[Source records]
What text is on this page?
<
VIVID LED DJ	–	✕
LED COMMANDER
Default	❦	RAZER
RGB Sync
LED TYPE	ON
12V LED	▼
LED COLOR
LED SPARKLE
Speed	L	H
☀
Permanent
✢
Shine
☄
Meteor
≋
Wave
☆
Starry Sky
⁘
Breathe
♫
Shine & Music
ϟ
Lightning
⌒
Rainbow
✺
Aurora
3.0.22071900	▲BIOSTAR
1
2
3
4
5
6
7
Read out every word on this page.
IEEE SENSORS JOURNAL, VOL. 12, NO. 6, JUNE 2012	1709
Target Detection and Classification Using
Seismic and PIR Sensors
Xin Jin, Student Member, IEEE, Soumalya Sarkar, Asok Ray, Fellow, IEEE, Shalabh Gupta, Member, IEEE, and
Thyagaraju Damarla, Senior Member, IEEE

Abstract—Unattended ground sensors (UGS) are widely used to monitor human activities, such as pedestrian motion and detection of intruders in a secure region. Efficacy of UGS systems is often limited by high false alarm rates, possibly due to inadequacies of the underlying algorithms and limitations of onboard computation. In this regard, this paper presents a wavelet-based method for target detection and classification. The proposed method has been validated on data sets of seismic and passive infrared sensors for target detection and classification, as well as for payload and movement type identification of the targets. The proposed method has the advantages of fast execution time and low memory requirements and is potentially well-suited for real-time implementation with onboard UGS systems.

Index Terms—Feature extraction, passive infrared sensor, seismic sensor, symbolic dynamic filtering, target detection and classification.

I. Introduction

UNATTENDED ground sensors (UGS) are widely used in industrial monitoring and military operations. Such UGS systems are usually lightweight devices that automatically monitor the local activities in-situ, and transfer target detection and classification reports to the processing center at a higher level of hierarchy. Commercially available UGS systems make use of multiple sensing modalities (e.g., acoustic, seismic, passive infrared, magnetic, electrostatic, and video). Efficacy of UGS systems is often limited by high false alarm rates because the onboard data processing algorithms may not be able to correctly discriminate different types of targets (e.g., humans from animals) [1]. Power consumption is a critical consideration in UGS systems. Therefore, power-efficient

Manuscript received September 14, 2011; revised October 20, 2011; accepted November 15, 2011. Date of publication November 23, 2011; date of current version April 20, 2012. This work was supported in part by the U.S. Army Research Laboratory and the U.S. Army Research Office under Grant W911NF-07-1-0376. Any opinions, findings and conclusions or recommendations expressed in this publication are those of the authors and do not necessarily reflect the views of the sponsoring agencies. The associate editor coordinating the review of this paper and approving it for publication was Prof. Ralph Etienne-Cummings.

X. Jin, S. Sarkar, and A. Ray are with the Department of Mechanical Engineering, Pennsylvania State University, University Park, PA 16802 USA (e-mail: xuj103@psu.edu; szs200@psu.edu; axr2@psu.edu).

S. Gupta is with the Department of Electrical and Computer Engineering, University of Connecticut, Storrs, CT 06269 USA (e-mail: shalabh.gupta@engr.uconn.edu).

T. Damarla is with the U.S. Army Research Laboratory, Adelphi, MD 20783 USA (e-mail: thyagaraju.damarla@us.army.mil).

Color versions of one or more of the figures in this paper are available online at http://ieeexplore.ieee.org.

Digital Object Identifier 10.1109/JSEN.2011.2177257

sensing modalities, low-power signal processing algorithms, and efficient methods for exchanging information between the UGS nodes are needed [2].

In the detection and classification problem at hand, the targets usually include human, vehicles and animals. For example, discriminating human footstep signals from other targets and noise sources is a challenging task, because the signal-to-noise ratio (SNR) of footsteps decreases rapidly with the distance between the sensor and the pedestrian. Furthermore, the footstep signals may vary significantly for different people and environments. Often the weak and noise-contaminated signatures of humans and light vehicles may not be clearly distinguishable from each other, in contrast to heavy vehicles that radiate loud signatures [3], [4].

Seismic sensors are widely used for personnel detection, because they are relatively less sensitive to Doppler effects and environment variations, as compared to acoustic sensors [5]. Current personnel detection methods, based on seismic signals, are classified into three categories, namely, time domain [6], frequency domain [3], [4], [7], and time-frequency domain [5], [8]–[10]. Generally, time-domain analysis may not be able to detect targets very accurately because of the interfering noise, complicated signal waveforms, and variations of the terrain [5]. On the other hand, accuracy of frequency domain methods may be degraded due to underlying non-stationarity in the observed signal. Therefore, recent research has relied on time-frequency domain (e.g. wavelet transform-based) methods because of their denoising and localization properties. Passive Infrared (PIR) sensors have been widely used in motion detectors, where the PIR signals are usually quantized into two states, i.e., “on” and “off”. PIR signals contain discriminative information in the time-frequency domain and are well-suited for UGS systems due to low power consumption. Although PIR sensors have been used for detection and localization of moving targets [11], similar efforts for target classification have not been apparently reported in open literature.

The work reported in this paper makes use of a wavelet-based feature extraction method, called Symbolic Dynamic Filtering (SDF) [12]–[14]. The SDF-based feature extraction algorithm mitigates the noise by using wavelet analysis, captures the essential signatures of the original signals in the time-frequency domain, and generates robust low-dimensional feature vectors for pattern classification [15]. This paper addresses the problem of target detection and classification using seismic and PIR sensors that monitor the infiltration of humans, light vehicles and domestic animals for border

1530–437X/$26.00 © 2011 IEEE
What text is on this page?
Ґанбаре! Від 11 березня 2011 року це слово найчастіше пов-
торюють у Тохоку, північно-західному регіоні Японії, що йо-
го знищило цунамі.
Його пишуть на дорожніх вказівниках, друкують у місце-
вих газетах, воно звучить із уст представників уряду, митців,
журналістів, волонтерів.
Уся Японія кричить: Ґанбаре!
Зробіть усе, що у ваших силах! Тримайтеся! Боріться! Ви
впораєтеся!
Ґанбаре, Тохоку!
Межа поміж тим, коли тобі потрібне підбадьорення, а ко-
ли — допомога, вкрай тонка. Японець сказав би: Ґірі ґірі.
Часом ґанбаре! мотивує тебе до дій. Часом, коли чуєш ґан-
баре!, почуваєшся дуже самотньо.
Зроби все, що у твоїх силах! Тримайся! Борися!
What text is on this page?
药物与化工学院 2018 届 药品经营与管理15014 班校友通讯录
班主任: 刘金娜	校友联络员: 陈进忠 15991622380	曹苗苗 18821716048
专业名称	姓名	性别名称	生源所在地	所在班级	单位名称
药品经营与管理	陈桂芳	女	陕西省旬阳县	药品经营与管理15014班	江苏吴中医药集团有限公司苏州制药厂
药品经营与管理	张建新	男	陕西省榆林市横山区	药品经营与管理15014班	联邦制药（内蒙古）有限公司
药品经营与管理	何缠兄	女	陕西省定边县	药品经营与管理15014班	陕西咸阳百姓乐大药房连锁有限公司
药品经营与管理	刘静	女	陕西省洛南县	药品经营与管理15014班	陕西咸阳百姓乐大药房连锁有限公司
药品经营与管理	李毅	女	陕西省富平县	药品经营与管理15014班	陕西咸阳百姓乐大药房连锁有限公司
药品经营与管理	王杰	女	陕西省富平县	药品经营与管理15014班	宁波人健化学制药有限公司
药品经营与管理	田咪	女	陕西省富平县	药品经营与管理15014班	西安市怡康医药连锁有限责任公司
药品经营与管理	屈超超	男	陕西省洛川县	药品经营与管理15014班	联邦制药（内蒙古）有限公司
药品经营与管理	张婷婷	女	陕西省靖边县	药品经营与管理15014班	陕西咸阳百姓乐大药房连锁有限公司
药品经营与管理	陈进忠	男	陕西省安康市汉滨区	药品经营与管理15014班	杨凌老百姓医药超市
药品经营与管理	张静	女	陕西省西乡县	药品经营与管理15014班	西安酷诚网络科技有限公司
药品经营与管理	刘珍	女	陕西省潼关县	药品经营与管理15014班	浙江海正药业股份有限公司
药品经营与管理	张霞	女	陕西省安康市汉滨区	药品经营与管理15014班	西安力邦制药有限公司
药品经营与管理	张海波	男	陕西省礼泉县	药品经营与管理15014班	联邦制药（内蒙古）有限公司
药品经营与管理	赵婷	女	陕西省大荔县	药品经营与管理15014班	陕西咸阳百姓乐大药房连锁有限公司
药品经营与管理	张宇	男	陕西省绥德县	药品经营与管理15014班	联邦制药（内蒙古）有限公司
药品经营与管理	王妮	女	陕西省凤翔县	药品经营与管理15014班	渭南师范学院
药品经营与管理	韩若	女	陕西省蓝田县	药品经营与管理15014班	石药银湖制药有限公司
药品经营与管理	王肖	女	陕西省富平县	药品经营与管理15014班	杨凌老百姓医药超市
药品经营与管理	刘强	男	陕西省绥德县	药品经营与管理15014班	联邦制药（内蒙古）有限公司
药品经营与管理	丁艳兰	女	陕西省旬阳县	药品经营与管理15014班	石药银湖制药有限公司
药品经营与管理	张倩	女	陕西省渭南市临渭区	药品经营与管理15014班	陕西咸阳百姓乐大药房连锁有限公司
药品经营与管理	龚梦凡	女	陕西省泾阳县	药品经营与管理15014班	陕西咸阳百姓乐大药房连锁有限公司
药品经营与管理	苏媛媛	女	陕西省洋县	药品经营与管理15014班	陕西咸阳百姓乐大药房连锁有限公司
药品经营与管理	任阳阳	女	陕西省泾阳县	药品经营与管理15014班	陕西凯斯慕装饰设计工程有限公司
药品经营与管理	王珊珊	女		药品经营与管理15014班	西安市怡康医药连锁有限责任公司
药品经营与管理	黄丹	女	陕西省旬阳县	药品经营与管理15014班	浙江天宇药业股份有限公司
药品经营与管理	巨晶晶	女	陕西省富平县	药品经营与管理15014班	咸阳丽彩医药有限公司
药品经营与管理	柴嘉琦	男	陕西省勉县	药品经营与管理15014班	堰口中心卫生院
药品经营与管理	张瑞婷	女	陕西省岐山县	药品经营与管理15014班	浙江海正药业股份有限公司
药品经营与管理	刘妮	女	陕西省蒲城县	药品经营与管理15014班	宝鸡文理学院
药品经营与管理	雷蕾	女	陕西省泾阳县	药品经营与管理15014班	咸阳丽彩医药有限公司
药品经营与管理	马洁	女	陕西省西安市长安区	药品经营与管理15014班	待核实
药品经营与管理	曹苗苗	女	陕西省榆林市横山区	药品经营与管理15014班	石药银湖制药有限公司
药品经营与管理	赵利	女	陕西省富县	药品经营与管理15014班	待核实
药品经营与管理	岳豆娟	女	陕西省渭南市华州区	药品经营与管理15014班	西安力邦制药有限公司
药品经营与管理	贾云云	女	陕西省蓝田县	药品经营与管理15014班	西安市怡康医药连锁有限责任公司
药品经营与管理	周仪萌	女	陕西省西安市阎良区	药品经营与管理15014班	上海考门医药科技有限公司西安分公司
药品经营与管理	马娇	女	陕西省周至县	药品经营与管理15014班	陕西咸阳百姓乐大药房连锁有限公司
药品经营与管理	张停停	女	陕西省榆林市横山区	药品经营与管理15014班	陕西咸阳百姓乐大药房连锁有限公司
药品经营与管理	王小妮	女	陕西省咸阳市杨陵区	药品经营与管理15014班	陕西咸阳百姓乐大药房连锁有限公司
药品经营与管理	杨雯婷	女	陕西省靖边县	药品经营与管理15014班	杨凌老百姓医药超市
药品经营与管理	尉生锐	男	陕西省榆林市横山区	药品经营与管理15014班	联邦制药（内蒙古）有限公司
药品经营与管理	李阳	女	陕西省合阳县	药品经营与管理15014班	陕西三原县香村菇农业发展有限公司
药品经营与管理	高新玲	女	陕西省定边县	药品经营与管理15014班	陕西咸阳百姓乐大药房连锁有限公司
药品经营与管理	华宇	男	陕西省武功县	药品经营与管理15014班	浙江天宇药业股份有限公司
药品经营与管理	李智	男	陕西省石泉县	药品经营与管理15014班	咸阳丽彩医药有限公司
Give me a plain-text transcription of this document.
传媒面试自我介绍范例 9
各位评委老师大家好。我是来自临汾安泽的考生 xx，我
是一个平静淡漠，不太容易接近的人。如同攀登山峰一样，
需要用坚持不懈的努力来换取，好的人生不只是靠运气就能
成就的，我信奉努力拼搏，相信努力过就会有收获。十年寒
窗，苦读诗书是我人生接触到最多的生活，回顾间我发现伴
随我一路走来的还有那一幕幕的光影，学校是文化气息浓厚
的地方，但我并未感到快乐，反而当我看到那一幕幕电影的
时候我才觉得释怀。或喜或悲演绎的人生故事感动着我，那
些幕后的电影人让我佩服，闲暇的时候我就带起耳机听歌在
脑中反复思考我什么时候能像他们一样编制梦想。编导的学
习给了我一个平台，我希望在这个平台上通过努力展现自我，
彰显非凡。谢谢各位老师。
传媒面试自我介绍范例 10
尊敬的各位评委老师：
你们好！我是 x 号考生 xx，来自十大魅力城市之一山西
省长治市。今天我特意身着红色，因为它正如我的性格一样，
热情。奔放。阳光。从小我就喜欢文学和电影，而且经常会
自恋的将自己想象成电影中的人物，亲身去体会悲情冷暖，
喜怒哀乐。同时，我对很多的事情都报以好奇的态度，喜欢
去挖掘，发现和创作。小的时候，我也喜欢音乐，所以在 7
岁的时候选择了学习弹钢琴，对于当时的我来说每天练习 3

→ **Description of the task**:
Working from the entries above, return all lines that contain "咸阳丽彩医药有限公司".

→ **Result for this task**:
药品经营与管理	巨晶晶	女	陕西省富平县	药品经营与管理15014班	咸阳丽彩医药有限公司
药品经营与管理	雷蕾	女	陕西省泾阳县	药品经营与管理15014班	咸阳丽彩医药有限公司
药品经营与管理	李智	男	陕西省石泉县	药品经营与管理15014班	咸阳丽彩医药有限公司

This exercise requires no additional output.